PROVIDED MATERIAL:
______
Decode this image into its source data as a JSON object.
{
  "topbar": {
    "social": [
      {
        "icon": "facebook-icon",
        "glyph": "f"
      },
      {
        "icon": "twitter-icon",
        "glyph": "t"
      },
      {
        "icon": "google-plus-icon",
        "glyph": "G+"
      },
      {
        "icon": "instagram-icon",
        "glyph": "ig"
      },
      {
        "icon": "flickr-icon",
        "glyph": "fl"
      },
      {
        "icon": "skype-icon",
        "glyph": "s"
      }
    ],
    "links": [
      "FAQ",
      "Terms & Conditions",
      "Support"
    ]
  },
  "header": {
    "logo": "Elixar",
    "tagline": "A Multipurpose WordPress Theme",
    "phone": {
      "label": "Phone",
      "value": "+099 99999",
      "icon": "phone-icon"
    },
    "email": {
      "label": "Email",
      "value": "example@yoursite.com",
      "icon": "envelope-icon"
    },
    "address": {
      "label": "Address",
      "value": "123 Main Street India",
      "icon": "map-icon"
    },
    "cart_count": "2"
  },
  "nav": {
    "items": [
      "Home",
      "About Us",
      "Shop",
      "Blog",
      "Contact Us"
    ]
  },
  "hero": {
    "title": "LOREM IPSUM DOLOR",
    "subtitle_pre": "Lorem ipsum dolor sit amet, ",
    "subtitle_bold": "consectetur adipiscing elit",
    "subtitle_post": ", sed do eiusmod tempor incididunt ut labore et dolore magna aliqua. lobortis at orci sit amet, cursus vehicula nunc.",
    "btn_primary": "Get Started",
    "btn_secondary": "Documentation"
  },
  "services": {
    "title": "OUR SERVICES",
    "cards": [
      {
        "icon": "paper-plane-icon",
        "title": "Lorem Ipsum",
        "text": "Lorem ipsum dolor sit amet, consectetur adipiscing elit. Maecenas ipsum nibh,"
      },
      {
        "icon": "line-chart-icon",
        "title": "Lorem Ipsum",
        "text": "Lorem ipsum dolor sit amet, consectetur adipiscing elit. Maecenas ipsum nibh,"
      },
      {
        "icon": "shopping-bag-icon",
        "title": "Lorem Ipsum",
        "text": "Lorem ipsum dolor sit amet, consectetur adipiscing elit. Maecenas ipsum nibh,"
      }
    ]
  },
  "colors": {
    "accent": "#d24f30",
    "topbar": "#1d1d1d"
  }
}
______
Wherever the string "glyph" appears in the entries above, list that line.

TASK ANSWER:
        "glyph": "f"
        "glyph": "t"
        "glyph": "G+"
        "glyph": "ig"
        "glyph": "fl"
        "glyph": "s"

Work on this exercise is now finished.